# Records from a collection of figures
┄┄┄┄┄┄┄┄┄┄
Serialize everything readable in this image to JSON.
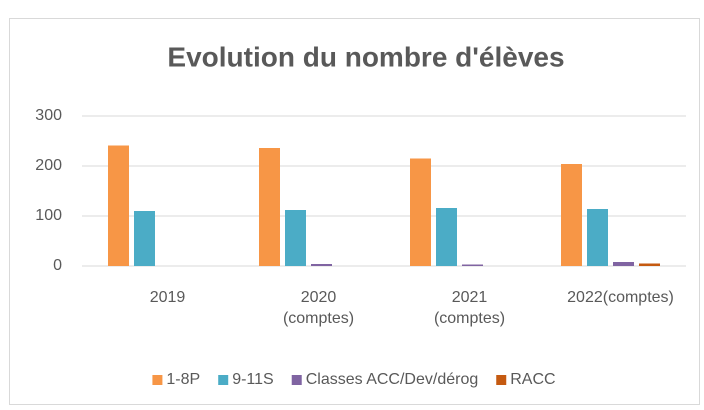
{
  "chart_data": {
    "type": "bar",
    "title": "Evolution du nombre d'élèves",
    "categories": [
      "2019",
      "2020 (comptes)",
      "2021 (comptes)",
      "2022(comptes)"
    ],
    "series": [
      {
        "name": "1-8P",
        "color": "#f79646",
        "values": [
          241,
          236,
          215,
          204
        ]
      },
      {
        "name": "9-11S",
        "color": "#4bacc6",
        "values": [
          110,
          112,
          116,
          114
        ]
      },
      {
        "name": "Classes ACC/Dev/dérog",
        "color": "#8064a2",
        "values": [
          0,
          4,
          3,
          8
        ]
      },
      {
        "name": "RACC",
        "color": "#c55a11",
        "values": [
          0,
          0,
          0,
          5
        ]
      }
    ],
    "ylim": [
      0,
      300
    ],
    "yticks": [
      0,
      100,
      200,
      300
    ],
    "grid": true,
    "legend": "bottom"
  }
}
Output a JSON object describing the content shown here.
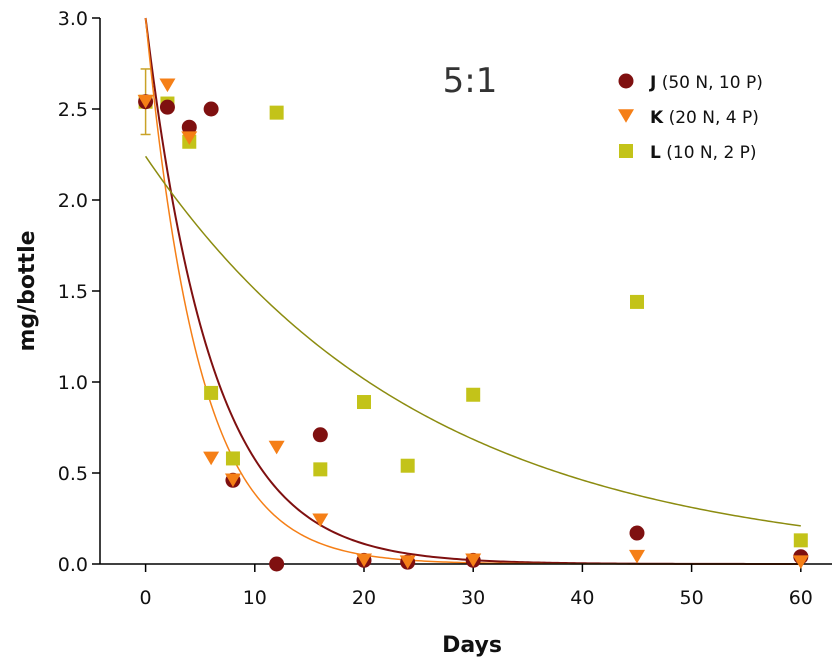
{
  "chart_data": {
    "type": "scatter",
    "title": "",
    "annotation": "5:1",
    "xlabel": "Days",
    "ylabel": "mg/bottle",
    "xlim": [
      -5,
      62
    ],
    "ylim": [
      0,
      3.0
    ],
    "x_ticks": [
      "0",
      "10",
      "20",
      "30",
      "40",
      "50",
      "60"
    ],
    "y_ticks": [
      "0.0",
      "0.5",
      "1.0",
      "1.5",
      "2.0",
      "2.5",
      "3.0"
    ],
    "grid": false,
    "legend_position": "top-right",
    "series": [
      {
        "key": "J",
        "name_bold": "J",
        "name_rest": " (50 N, 10 P)",
        "marker": "circle",
        "color": "#7f1010",
        "points": [
          [
            0,
            2.54
          ],
          [
            2,
            2.51
          ],
          [
            4,
            2.4
          ],
          [
            6,
            2.5
          ],
          [
            8,
            0.46
          ],
          [
            12,
            0.0
          ],
          [
            16,
            0.71
          ],
          [
            20,
            0.02
          ],
          [
            24,
            0.01
          ],
          [
            30,
            0.02
          ],
          [
            45,
            0.17
          ],
          [
            60,
            0.04
          ]
        ],
        "error_bar": {
          "x": 0,
          "y": 2.54,
          "low": 2.36,
          "high": 2.72
        },
        "fit": {
          "a": 3.0,
          "k": 0.165,
          "color": "#7f1010"
        }
      },
      {
        "key": "K",
        "name_bold": "K",
        "name_rest": " (20 N, 4 P)",
        "marker": "triangle-down",
        "color": "#f57f17",
        "points": [
          [
            0,
            2.54
          ],
          [
            2,
            2.63
          ],
          [
            4,
            2.34
          ],
          [
            6,
            0.58
          ],
          [
            8,
            0.46
          ],
          [
            12,
            0.64
          ],
          [
            16,
            0.24
          ],
          [
            20,
            0.02
          ],
          [
            24,
            0.01
          ],
          [
            30,
            0.02
          ],
          [
            45,
            0.04
          ],
          [
            60,
            0.01
          ]
        ],
        "fit": {
          "a": 3.0,
          "k": 0.205,
          "color": "#f57f17"
        }
      },
      {
        "key": "L",
        "name_bold": "L",
        "name_rest": " (10 N, 2 P)",
        "marker": "square",
        "color": "#c3c319",
        "points": [
          [
            0,
            2.54
          ],
          [
            2,
            2.53
          ],
          [
            4,
            2.32
          ],
          [
            6,
            0.94
          ],
          [
            8,
            0.58
          ],
          [
            12,
            2.48
          ],
          [
            16,
            0.52
          ],
          [
            20,
            0.89
          ],
          [
            24,
            0.54
          ],
          [
            30,
            0.93
          ],
          [
            45,
            1.44
          ],
          [
            60,
            0.13
          ]
        ],
        "fit": {
          "a": 2.24,
          "k": 0.0395,
          "color": "#8c8c10"
        }
      }
    ]
  }
}
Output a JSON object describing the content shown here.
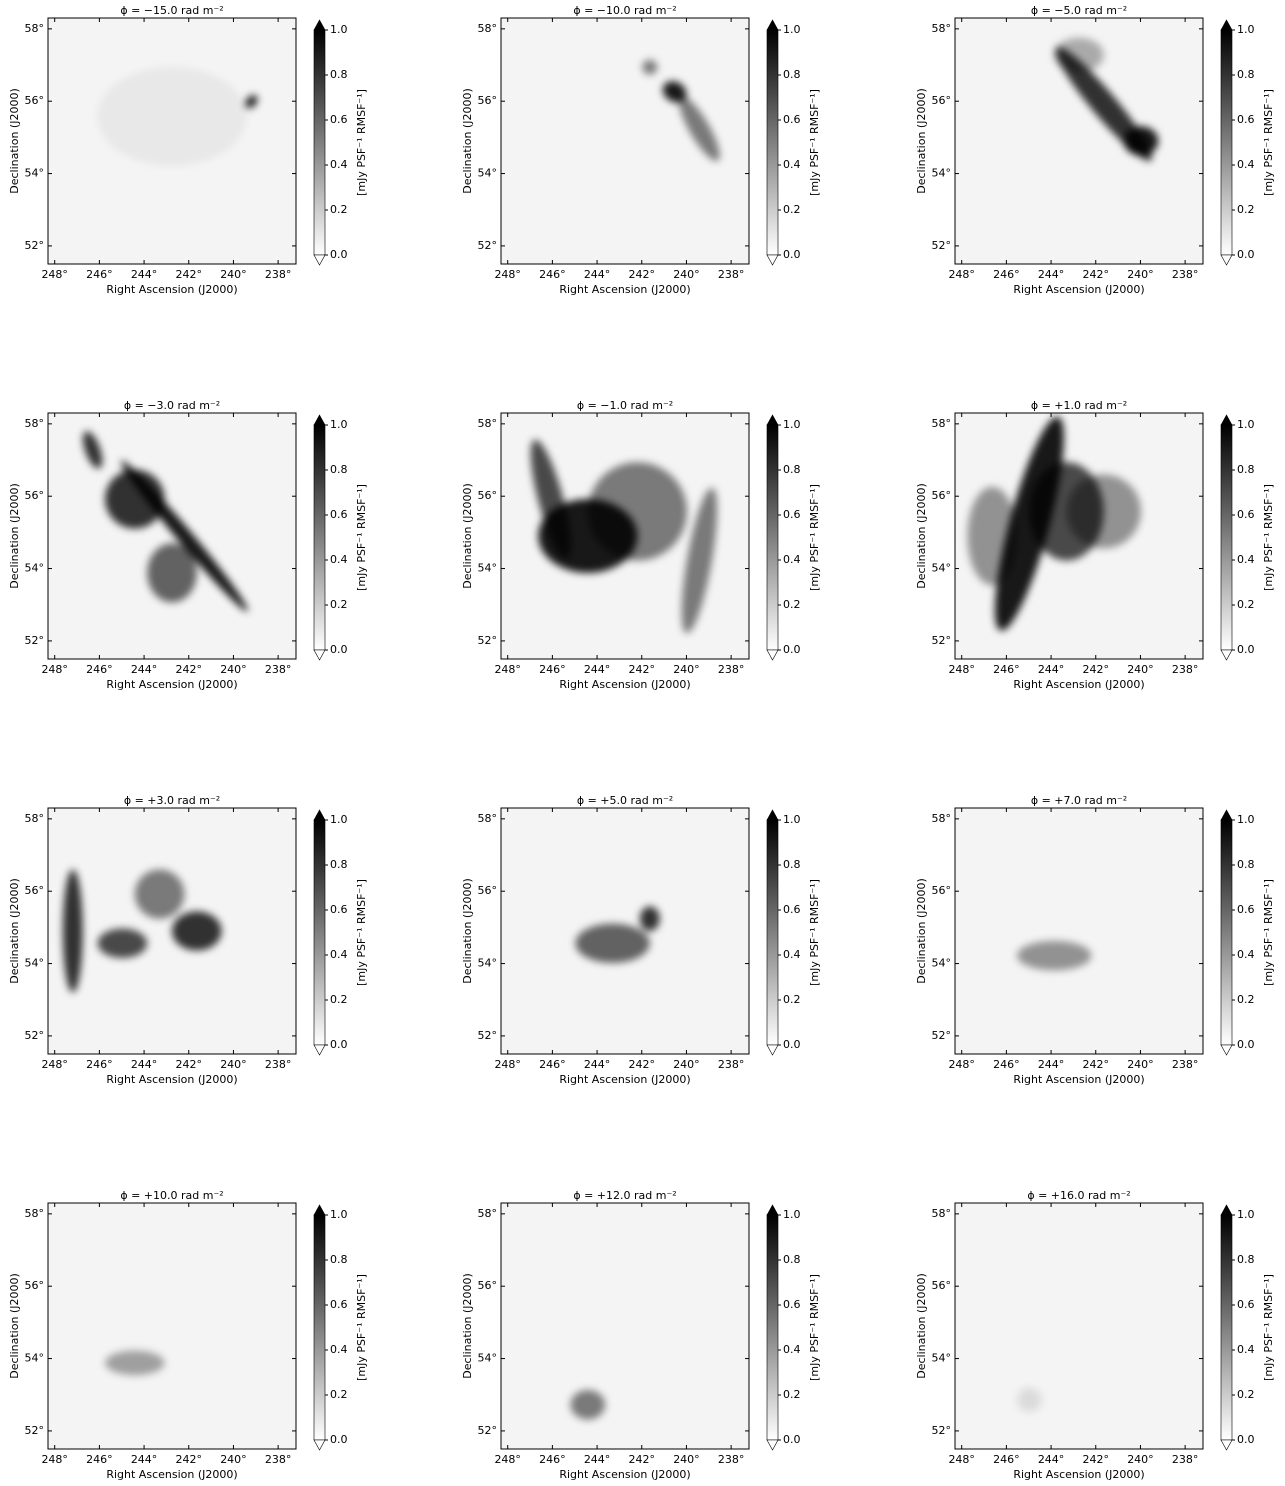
{
  "chart_data": [
    {
      "type": "image",
      "title": "ϕ = −15.0 rad m⁻²",
      "xlabel": "Right Ascension (J2000)",
      "ylabel": "Declination (J2000)",
      "xlim": [
        248.3,
        237.2
      ],
      "ylim": [
        51.5,
        58.3
      ],
      "xticks": [
        {
          "value": 248,
          "label": "248°"
        },
        {
          "value": 246,
          "label": "246°"
        },
        {
          "value": 244,
          "label": "244°"
        },
        {
          "value": 242,
          "label": "242°"
        },
        {
          "value": 240,
          "label": "240°"
        },
        {
          "value": 238,
          "label": "238°"
        }
      ],
      "yticks": [
        {
          "value": 52,
          "label": "52°"
        },
        {
          "value": 54,
          "label": "54°"
        },
        {
          "value": 56,
          "label": "56°"
        },
        {
          "value": 58,
          "label": "58°"
        }
      ],
      "colorbar": {
        "label": "[mJy PSF⁻¹ RMSF⁻¹]",
        "lim": [
          0,
          1
        ],
        "ticks": [
          {
            "value": 0,
            "label": "0.0"
          },
          {
            "value": 0.2,
            "label": "0.2"
          },
          {
            "value": 0.4,
            "label": "0.4"
          },
          {
            "value": 0.6,
            "label": "0.6"
          },
          {
            "value": 0.8,
            "label": "0.8"
          },
          {
            "value": 1,
            "label": "1.0"
          }
        ]
      }
    },
    {
      "type": "image",
      "title": "ϕ = −10.0 rad m⁻²",
      "xlabel": "Right Ascension (J2000)",
      "ylabel": "Declination (J2000)",
      "xlim": [
        248.3,
        237.2
      ],
      "ylim": [
        51.5,
        58.3
      ],
      "xticks": [
        {
          "value": 248,
          "label": "248°"
        },
        {
          "value": 246,
          "label": "246°"
        },
        {
          "value": 244,
          "label": "244°"
        },
        {
          "value": 242,
          "label": "242°"
        },
        {
          "value": 240,
          "label": "240°"
        },
        {
          "value": 238,
          "label": "238°"
        }
      ],
      "yticks": [
        {
          "value": 52,
          "label": "52°"
        },
        {
          "value": 54,
          "label": "54°"
        },
        {
          "value": 56,
          "label": "56°"
        },
        {
          "value": 58,
          "label": "58°"
        }
      ],
      "colorbar": {
        "label": "[mJy PSF⁻¹ RMSF⁻¹]",
        "lim": [
          0,
          1
        ],
        "ticks": [
          {
            "value": 0,
            "label": "0.0"
          },
          {
            "value": 0.2,
            "label": "0.2"
          },
          {
            "value": 0.4,
            "label": "0.4"
          },
          {
            "value": 0.6,
            "label": "0.6"
          },
          {
            "value": 0.8,
            "label": "0.8"
          },
          {
            "value": 1,
            "label": "1.0"
          }
        ]
      }
    },
    {
      "type": "image",
      "title": "ϕ = −5.0 rad m⁻²",
      "xlabel": "Right Ascension (J2000)",
      "ylabel": "Declination (J2000)",
      "xlim": [
        248.3,
        237.2
      ],
      "ylim": [
        51.5,
        58.3
      ],
      "xticks": [
        {
          "value": 248,
          "label": "248°"
        },
        {
          "value": 246,
          "label": "246°"
        },
        {
          "value": 244,
          "label": "244°"
        },
        {
          "value": 242,
          "label": "242°"
        },
        {
          "value": 240,
          "label": "240°"
        },
        {
          "value": 238,
          "label": "238°"
        }
      ],
      "yticks": [
        {
          "value": 52,
          "label": "52°"
        },
        {
          "value": 54,
          "label": "54°"
        },
        {
          "value": 56,
          "label": "56°"
        },
        {
          "value": 58,
          "label": "58°"
        }
      ],
      "colorbar": {
        "label": "[mJy PSF⁻¹ RMSF⁻¹]",
        "lim": [
          0,
          1
        ],
        "ticks": [
          {
            "value": 0,
            "label": "0.0"
          },
          {
            "value": 0.2,
            "label": "0.2"
          },
          {
            "value": 0.4,
            "label": "0.4"
          },
          {
            "value": 0.6,
            "label": "0.6"
          },
          {
            "value": 0.8,
            "label": "0.8"
          },
          {
            "value": 1,
            "label": "1.0"
          }
        ]
      }
    },
    {
      "type": "image",
      "title": "ϕ = −3.0 rad m⁻²",
      "xlabel": "Right Ascension (J2000)",
      "ylabel": "Declination (J2000)",
      "xlim": [
        248.3,
        237.2
      ],
      "ylim": [
        51.5,
        58.3
      ],
      "xticks": [
        {
          "value": 248,
          "label": "248°"
        },
        {
          "value": 246,
          "label": "246°"
        },
        {
          "value": 244,
          "label": "244°"
        },
        {
          "value": 242,
          "label": "242°"
        },
        {
          "value": 240,
          "label": "240°"
        },
        {
          "value": 238,
          "label": "238°"
        }
      ],
      "yticks": [
        {
          "value": 52,
          "label": "52°"
        },
        {
          "value": 54,
          "label": "54°"
        },
        {
          "value": 56,
          "label": "56°"
        },
        {
          "value": 58,
          "label": "58°"
        }
      ],
      "colorbar": {
        "label": "[mJy PSF⁻¹ RMSF⁻¹]",
        "lim": [
          0,
          1
        ],
        "ticks": [
          {
            "value": 0,
            "label": "0.0"
          },
          {
            "value": 0.2,
            "label": "0.2"
          },
          {
            "value": 0.4,
            "label": "0.4"
          },
          {
            "value": 0.6,
            "label": "0.6"
          },
          {
            "value": 0.8,
            "label": "0.8"
          },
          {
            "value": 1,
            "label": "1.0"
          }
        ]
      }
    },
    {
      "type": "image",
      "title": "ϕ = −1.0 rad m⁻²",
      "xlabel": "Right Ascension (J2000)",
      "ylabel": "Declination (J2000)",
      "xlim": [
        248.3,
        237.2
      ],
      "ylim": [
        51.5,
        58.3
      ],
      "xticks": [
        {
          "value": 248,
          "label": "248°"
        },
        {
          "value": 246,
          "label": "246°"
        },
        {
          "value": 244,
          "label": "244°"
        },
        {
          "value": 242,
          "label": "242°"
        },
        {
          "value": 240,
          "label": "240°"
        },
        {
          "value": 238,
          "label": "238°"
        }
      ],
      "yticks": [
        {
          "value": 52,
          "label": "52°"
        },
        {
          "value": 54,
          "label": "54°"
        },
        {
          "value": 56,
          "label": "56°"
        },
        {
          "value": 58,
          "label": "58°"
        }
      ],
      "colorbar": {
        "label": "[mJy PSF⁻¹ RMSF⁻¹]",
        "lim": [
          0,
          1
        ],
        "ticks": [
          {
            "value": 0,
            "label": "0.0"
          },
          {
            "value": 0.2,
            "label": "0.2"
          },
          {
            "value": 0.4,
            "label": "0.4"
          },
          {
            "value": 0.6,
            "label": "0.6"
          },
          {
            "value": 0.8,
            "label": "0.8"
          },
          {
            "value": 1,
            "label": "1.0"
          }
        ]
      }
    },
    {
      "type": "image",
      "title": "ϕ = +1.0 rad m⁻²",
      "xlabel": "Right Ascension (J2000)",
      "ylabel": "Declination (J2000)",
      "xlim": [
        248.3,
        237.2
      ],
      "ylim": [
        51.5,
        58.3
      ],
      "xticks": [
        {
          "value": 248,
          "label": "248°"
        },
        {
          "value": 246,
          "label": "246°"
        },
        {
          "value": 244,
          "label": "244°"
        },
        {
          "value": 242,
          "label": "242°"
        },
        {
          "value": 240,
          "label": "240°"
        },
        {
          "value": 238,
          "label": "238°"
        }
      ],
      "yticks": [
        {
          "value": 52,
          "label": "52°"
        },
        {
          "value": 54,
          "label": "54°"
        },
        {
          "value": 56,
          "label": "56°"
        },
        {
          "value": 58,
          "label": "58°"
        }
      ],
      "colorbar": {
        "label": "[mJy PSF⁻¹ RMSF⁻¹]",
        "lim": [
          0,
          1
        ],
        "ticks": [
          {
            "value": 0,
            "label": "0.0"
          },
          {
            "value": 0.2,
            "label": "0.2"
          },
          {
            "value": 0.4,
            "label": "0.4"
          },
          {
            "value": 0.6,
            "label": "0.6"
          },
          {
            "value": 0.8,
            "label": "0.8"
          },
          {
            "value": 1,
            "label": "1.0"
          }
        ]
      }
    },
    {
      "type": "image",
      "title": "ϕ = +3.0 rad m⁻²",
      "xlabel": "Right Ascension (J2000)",
      "ylabel": "Declination (J2000)",
      "xlim": [
        248.3,
        237.2
      ],
      "ylim": [
        51.5,
        58.3
      ],
      "xticks": [
        {
          "value": 248,
          "label": "248°"
        },
        {
          "value": 246,
          "label": "246°"
        },
        {
          "value": 244,
          "label": "244°"
        },
        {
          "value": 242,
          "label": "242°"
        },
        {
          "value": 240,
          "label": "240°"
        },
        {
          "value": 238,
          "label": "238°"
        }
      ],
      "yticks": [
        {
          "value": 52,
          "label": "52°"
        },
        {
          "value": 54,
          "label": "54°"
        },
        {
          "value": 56,
          "label": "56°"
        },
        {
          "value": 58,
          "label": "58°"
        }
      ],
      "colorbar": {
        "label": "[mJy PSF⁻¹ RMSF⁻¹]",
        "lim": [
          0,
          1
        ],
        "ticks": [
          {
            "value": 0,
            "label": "0.0"
          },
          {
            "value": 0.2,
            "label": "0.2"
          },
          {
            "value": 0.4,
            "label": "0.4"
          },
          {
            "value": 0.6,
            "label": "0.6"
          },
          {
            "value": 0.8,
            "label": "0.8"
          },
          {
            "value": 1,
            "label": "1.0"
          }
        ]
      }
    },
    {
      "type": "image",
      "title": "ϕ = +5.0 rad m⁻²",
      "xlabel": "Right Ascension (J2000)",
      "ylabel": "Declination (J2000)",
      "xlim": [
        248.3,
        237.2
      ],
      "ylim": [
        51.5,
        58.3
      ],
      "xticks": [
        {
          "value": 248,
          "label": "248°"
        },
        {
          "value": 246,
          "label": "246°"
        },
        {
          "value": 244,
          "label": "244°"
        },
        {
          "value": 242,
          "label": "242°"
        },
        {
          "value": 240,
          "label": "240°"
        },
        {
          "value": 238,
          "label": "238°"
        }
      ],
      "yticks": [
        {
          "value": 52,
          "label": "52°"
        },
        {
          "value": 54,
          "label": "54°"
        },
        {
          "value": 56,
          "label": "56°"
        },
        {
          "value": 58,
          "label": "58°"
        }
      ],
      "colorbar": {
        "label": "[mJy PSF⁻¹ RMSF⁻¹]",
        "lim": [
          0,
          1
        ],
        "ticks": [
          {
            "value": 0,
            "label": "0.0"
          },
          {
            "value": 0.2,
            "label": "0.2"
          },
          {
            "value": 0.4,
            "label": "0.4"
          },
          {
            "value": 0.6,
            "label": "0.6"
          },
          {
            "value": 0.8,
            "label": "0.8"
          },
          {
            "value": 1,
            "label": "1.0"
          }
        ]
      }
    },
    {
      "type": "image",
      "title": "ϕ = +7.0 rad m⁻²",
      "xlabel": "Right Ascension (J2000)",
      "ylabel": "Declination (J2000)",
      "xlim": [
        248.3,
        237.2
      ],
      "ylim": [
        51.5,
        58.3
      ],
      "xticks": [
        {
          "value": 248,
          "label": "248°"
        },
        {
          "value": 246,
          "label": "246°"
        },
        {
          "value": 244,
          "label": "244°"
        },
        {
          "value": 242,
          "label": "242°"
        },
        {
          "value": 240,
          "label": "240°"
        },
        {
          "value": 238,
          "label": "238°"
        }
      ],
      "yticks": [
        {
          "value": 52,
          "label": "52°"
        },
        {
          "value": 54,
          "label": "54°"
        },
        {
          "value": 56,
          "label": "56°"
        },
        {
          "value": 58,
          "label": "58°"
        }
      ],
      "colorbar": {
        "label": "[mJy PSF⁻¹ RMSF⁻¹]",
        "lim": [
          0,
          1
        ],
        "ticks": [
          {
            "value": 0,
            "label": "0.0"
          },
          {
            "value": 0.2,
            "label": "0.2"
          },
          {
            "value": 0.4,
            "label": "0.4"
          },
          {
            "value": 0.6,
            "label": "0.6"
          },
          {
            "value": 0.8,
            "label": "0.8"
          },
          {
            "value": 1,
            "label": "1.0"
          }
        ]
      }
    },
    {
      "type": "image",
      "title": "ϕ = +10.0 rad m⁻²",
      "xlabel": "Right Ascension (J2000)",
      "ylabel": "Declination (J2000)",
      "xlim": [
        248.3,
        237.2
      ],
      "ylim": [
        51.5,
        58.3
      ],
      "xticks": [
        {
          "value": 248,
          "label": "248°"
        },
        {
          "value": 246,
          "label": "246°"
        },
        {
          "value": 244,
          "label": "244°"
        },
        {
          "value": 242,
          "label": "242°"
        },
        {
          "value": 240,
          "label": "240°"
        },
        {
          "value": 238,
          "label": "238°"
        }
      ],
      "yticks": [
        {
          "value": 52,
          "label": "52°"
        },
        {
          "value": 54,
          "label": "54°"
        },
        {
          "value": 56,
          "label": "56°"
        },
        {
          "value": 58,
          "label": "58°"
        }
      ],
      "colorbar": {
        "label": "[mJy PSF⁻¹ RMSF⁻¹]",
        "lim": [
          0,
          1
        ],
        "ticks": [
          {
            "value": 0,
            "label": "0.0"
          },
          {
            "value": 0.2,
            "label": "0.2"
          },
          {
            "value": 0.4,
            "label": "0.4"
          },
          {
            "value": 0.6,
            "label": "0.6"
          },
          {
            "value": 0.8,
            "label": "0.8"
          },
          {
            "value": 1,
            "label": "1.0"
          }
        ]
      }
    },
    {
      "type": "image",
      "title": "ϕ = +12.0 rad m⁻²",
      "xlabel": "Right Ascension (J2000)",
      "ylabel": "Declination (J2000)",
      "xlim": [
        248.3,
        237.2
      ],
      "ylim": [
        51.5,
        58.3
      ],
      "xticks": [
        {
          "value": 248,
          "label": "248°"
        },
        {
          "value": 246,
          "label": "246°"
        },
        {
          "value": 244,
          "label": "244°"
        },
        {
          "value": 242,
          "label": "242°"
        },
        {
          "value": 240,
          "label": "240°"
        },
        {
          "value": 238,
          "label": "238°"
        }
      ],
      "yticks": [
        {
          "value": 52,
          "label": "52°"
        },
        {
          "value": 54,
          "label": "54°"
        },
        {
          "value": 56,
          "label": "56°"
        },
        {
          "value": 58,
          "label": "58°"
        }
      ],
      "colorbar": {
        "label": "[mJy PSF⁻¹ RMSF⁻¹]",
        "lim": [
          0,
          1
        ],
        "ticks": [
          {
            "value": 0,
            "label": "0.0"
          },
          {
            "value": 0.2,
            "label": "0.2"
          },
          {
            "value": 0.4,
            "label": "0.4"
          },
          {
            "value": 0.6,
            "label": "0.6"
          },
          {
            "value": 0.8,
            "label": "0.8"
          },
          {
            "value": 1,
            "label": "1.0"
          }
        ]
      }
    },
    {
      "type": "image",
      "title": "ϕ = +16.0 rad m⁻²",
      "xlabel": "Right Ascension (J2000)",
      "ylabel": "Declination (J2000)",
      "xlim": [
        248.3,
        237.2
      ],
      "ylim": [
        51.5,
        58.3
      ],
      "xticks": [
        {
          "value": 248,
          "label": "248°"
        },
        {
          "value": 246,
          "label": "246°"
        },
        {
          "value": 244,
          "label": "244°"
        },
        {
          "value": 242,
          "label": "242°"
        },
        {
          "value": 240,
          "label": "240°"
        },
        {
          "value": 238,
          "label": "238°"
        }
      ],
      "yticks": [
        {
          "value": 52,
          "label": "52°"
        },
        {
          "value": 54,
          "label": "54°"
        },
        {
          "value": 56,
          "label": "56°"
        },
        {
          "value": 58,
          "label": "58°"
        }
      ],
      "colorbar": {
        "label": "[mJy PSF⁻¹ RMSF⁻¹]",
        "lim": [
          0,
          1
        ],
        "ticks": [
          {
            "value": 0,
            "label": "0.0"
          },
          {
            "value": 0.2,
            "label": "0.2"
          },
          {
            "value": 0.4,
            "label": "0.4"
          },
          {
            "value": 0.6,
            "label": "0.6"
          },
          {
            "value": 0.8,
            "label": "0.8"
          },
          {
            "value": 1,
            "label": "1.0"
          }
        ]
      }
    }
  ]
}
┄┄┄┄┄┄┄┄┄┄
# WHAT YOU HAVE TO DO
Using the records above, select and copy every line that has the word "comptes".

# FINISHED TASK
      "2020 (comptes)",
      "2021 (comptes)",
      "2022(comptes)"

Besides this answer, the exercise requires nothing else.